### Short problem
Send back the entries below exactly as they appear.

### Data for the task

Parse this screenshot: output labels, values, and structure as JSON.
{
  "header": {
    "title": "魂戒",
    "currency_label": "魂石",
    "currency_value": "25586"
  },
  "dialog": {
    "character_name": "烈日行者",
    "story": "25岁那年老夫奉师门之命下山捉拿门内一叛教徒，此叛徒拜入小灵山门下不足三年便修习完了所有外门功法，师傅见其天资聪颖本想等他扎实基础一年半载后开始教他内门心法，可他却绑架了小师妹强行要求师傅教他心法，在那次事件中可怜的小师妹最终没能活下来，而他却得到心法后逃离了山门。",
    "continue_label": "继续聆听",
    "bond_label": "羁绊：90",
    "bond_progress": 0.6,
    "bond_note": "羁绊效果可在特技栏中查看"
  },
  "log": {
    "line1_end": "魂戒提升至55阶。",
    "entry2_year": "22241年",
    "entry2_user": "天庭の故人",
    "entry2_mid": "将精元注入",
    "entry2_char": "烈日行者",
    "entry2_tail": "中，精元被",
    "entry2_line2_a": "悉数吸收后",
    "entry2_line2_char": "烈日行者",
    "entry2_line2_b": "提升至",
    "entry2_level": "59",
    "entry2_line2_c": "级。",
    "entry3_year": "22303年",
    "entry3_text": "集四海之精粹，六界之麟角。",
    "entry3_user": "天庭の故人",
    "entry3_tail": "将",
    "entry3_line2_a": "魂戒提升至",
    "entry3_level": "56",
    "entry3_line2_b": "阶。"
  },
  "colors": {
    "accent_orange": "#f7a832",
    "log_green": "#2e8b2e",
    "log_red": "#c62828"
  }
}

### Answer in full
Parse this screenshot: output labels, values, and structure as JSON.
{
  "header": {
    "title": "魂戒",
    "currency_label": "魂石",
    "currency_value": "25586"
  },
  "dialog": {
    "character_name": "烈日行者",
    "story": "25岁那年老夫奉师门之命下山捉拿门内一叛教徒，此叛徒拜入小灵山门下不足三年便修习完了所有外门功法，师傅见其天资聪颖本想等他扎实基础一年半载后开始教他内门心法，可他却绑架了小师妹强行要求师傅教他心法，在那次事件中可怜的小师妹最终没能活下来，而他却得到心法后逃离了山门。",
    "continue_label": "继续聆听",
    "bond_label": "羁绊：90",
    "bond_progress": 0.6,
    "bond_note": "羁绊效果可在特技栏中查看"
  },
  "log": {
    "line1_end": "魂戒提升至55阶。",
    "entry2_year": "22241年",
    "entry2_user": "天庭の故人",
    "entry2_mid": "将精元注入",
    "entry2_char": "烈日行者",
    "entry2_tail": "中，精元被",
    "entry2_line2_a": "悉数吸收后",
    "entry2_line2_char": "烈日行者",
    "entry2_line2_b": "提升至",
    "entry2_level": "59",
    "entry2_line2_c": "级。",
    "entry3_year": "22303年",
    "entry3_text": "集四海之精粹，六界之麟角。",
    "entry3_user": "天庭の故人",
    "entry3_tail": "将",
    "entry3_line2_a": "魂戒提升至",
    "entry3_level": "56",
    "entry3_line2_b": "阶。"
  },
  "colors": {
    "accent_orange": "#f7a832",
    "log_green": "#2e8b2e",
    "log_red": "#c62828"
  }
}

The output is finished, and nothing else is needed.